++++ DATA PROVIDED
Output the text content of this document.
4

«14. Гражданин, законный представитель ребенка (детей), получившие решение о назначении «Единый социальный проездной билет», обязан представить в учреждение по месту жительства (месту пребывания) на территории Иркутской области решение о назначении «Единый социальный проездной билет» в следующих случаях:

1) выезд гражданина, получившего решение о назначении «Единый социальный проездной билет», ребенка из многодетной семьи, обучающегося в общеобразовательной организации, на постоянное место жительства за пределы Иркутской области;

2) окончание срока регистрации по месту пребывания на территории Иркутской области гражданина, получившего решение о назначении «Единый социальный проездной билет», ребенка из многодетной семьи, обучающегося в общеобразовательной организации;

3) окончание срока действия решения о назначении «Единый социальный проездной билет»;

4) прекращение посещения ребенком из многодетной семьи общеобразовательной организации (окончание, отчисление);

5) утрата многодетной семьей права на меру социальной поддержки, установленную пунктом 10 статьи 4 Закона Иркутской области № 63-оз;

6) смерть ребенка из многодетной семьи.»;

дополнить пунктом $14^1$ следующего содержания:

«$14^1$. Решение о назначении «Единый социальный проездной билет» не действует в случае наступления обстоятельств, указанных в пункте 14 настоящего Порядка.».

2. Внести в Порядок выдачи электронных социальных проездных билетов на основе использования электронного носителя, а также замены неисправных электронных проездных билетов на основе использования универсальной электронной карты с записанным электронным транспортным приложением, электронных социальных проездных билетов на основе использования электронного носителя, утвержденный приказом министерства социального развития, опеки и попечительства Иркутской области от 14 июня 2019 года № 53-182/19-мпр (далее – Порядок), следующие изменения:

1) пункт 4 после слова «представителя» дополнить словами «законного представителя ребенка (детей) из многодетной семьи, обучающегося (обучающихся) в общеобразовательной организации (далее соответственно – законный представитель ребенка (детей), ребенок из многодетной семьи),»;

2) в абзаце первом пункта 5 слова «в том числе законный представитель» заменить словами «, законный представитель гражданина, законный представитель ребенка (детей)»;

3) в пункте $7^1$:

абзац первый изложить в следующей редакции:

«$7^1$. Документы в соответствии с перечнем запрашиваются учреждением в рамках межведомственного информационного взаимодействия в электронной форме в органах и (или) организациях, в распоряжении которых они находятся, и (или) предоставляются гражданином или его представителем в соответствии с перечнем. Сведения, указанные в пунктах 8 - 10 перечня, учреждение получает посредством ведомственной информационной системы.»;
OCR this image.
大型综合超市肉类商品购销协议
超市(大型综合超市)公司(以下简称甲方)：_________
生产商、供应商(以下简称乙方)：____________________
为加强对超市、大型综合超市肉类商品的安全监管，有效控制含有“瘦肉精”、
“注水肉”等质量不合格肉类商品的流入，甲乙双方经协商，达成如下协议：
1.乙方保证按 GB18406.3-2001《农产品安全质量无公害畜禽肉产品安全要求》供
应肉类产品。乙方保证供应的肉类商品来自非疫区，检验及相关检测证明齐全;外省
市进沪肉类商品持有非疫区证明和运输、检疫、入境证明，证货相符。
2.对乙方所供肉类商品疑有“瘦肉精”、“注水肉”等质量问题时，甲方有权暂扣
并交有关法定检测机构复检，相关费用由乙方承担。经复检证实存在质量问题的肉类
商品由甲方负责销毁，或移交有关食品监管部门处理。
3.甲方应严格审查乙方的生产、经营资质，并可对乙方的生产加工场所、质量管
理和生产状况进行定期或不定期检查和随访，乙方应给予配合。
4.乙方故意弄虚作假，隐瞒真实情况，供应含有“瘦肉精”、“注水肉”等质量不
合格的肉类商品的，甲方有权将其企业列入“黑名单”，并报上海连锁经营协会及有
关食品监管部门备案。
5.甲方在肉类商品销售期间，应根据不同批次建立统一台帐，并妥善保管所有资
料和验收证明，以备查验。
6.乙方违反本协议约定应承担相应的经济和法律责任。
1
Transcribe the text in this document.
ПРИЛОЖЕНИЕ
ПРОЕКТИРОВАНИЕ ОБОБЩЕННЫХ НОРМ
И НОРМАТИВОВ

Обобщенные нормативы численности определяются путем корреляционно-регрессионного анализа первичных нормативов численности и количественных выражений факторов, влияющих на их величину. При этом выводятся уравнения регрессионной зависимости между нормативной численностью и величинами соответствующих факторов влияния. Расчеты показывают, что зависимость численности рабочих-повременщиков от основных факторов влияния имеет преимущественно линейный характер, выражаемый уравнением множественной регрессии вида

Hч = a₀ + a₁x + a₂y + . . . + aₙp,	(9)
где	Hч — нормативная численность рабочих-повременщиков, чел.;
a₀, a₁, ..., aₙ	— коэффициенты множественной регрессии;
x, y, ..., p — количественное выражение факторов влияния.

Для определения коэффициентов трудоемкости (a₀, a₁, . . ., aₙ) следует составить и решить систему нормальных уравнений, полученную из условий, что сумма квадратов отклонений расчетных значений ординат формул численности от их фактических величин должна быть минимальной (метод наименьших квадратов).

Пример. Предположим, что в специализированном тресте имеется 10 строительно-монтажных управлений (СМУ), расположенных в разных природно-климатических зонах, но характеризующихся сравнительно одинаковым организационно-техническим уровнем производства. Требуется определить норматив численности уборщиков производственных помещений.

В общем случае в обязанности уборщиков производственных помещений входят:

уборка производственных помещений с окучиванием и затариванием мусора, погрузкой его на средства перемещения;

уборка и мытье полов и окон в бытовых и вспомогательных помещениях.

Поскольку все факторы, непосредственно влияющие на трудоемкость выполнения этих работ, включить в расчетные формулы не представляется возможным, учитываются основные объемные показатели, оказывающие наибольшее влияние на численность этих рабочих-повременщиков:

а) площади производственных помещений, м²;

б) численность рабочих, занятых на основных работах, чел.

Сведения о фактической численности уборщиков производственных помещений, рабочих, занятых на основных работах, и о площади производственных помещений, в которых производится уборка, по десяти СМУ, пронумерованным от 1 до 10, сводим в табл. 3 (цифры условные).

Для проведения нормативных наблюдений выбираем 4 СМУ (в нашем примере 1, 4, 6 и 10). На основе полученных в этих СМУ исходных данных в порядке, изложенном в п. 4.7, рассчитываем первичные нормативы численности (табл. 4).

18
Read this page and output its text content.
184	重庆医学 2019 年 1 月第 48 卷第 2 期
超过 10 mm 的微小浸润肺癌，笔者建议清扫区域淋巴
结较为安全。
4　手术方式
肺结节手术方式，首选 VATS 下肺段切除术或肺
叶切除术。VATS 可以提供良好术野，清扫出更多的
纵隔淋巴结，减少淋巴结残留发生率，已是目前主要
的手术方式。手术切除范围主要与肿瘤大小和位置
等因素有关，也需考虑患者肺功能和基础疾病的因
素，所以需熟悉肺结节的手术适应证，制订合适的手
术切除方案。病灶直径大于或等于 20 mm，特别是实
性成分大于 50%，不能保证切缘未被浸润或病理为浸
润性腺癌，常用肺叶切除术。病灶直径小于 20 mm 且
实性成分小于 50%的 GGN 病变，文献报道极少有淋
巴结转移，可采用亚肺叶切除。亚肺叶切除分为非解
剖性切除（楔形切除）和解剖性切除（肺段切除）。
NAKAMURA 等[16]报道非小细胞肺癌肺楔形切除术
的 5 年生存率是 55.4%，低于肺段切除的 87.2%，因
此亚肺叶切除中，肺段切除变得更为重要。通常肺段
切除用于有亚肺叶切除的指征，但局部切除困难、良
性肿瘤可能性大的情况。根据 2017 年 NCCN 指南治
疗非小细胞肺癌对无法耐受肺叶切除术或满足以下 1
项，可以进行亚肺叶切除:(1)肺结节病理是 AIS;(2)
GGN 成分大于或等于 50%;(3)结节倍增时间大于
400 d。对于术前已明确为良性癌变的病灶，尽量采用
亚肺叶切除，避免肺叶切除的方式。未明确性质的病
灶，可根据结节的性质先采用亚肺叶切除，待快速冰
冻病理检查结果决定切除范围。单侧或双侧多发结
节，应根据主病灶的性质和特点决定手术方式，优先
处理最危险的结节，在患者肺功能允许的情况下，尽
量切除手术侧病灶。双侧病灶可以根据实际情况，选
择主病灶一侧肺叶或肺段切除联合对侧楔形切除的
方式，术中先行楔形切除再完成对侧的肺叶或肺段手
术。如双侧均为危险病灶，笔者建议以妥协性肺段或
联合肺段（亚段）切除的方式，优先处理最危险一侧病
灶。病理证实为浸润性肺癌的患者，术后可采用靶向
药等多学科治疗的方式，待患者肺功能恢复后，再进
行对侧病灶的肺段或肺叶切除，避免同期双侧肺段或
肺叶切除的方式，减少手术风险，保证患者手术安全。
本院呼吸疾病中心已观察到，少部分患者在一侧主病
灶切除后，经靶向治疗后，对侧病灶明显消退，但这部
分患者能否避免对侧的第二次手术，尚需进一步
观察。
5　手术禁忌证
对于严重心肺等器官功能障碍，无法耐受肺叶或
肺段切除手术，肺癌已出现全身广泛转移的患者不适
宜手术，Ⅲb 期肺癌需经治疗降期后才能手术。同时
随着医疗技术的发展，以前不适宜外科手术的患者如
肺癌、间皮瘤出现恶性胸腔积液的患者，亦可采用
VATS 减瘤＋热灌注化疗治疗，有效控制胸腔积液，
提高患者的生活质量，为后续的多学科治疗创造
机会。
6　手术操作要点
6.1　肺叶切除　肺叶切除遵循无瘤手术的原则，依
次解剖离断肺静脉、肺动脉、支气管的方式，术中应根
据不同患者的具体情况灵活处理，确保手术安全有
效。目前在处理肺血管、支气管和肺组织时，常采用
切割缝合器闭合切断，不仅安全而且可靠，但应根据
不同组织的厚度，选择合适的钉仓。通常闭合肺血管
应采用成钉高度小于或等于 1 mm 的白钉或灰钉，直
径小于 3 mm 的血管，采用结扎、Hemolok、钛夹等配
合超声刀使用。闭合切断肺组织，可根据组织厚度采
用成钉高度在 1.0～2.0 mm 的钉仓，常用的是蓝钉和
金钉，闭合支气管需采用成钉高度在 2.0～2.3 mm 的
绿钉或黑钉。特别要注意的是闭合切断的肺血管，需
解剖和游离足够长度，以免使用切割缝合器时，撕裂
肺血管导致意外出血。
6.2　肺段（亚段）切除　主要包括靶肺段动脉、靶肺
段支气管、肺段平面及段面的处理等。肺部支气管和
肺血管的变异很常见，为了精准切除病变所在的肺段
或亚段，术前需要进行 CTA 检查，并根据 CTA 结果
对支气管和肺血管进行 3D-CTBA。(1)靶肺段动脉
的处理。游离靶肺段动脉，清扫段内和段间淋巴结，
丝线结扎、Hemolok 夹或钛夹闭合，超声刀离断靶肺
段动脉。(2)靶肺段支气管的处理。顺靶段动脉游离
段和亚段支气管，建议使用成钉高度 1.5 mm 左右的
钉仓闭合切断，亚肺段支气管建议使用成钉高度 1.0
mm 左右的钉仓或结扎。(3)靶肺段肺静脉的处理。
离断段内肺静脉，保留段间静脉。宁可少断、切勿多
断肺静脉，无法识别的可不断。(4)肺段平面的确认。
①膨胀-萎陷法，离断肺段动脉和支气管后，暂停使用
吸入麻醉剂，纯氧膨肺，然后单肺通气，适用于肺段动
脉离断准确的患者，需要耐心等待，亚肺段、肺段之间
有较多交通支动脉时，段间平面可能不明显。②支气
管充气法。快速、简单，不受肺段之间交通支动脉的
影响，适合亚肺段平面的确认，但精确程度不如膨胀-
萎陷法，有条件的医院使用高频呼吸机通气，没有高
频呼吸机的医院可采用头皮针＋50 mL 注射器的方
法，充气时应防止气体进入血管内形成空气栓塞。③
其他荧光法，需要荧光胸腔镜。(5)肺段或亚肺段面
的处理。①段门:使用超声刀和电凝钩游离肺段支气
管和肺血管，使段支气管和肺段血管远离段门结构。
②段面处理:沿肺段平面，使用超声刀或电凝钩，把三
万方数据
++++++++
→ WHAT TO DO: The lines above form a set of records; determine how many of them contain the string "слова" and give that number alone.

→ COMPLETE RESPONSE: 2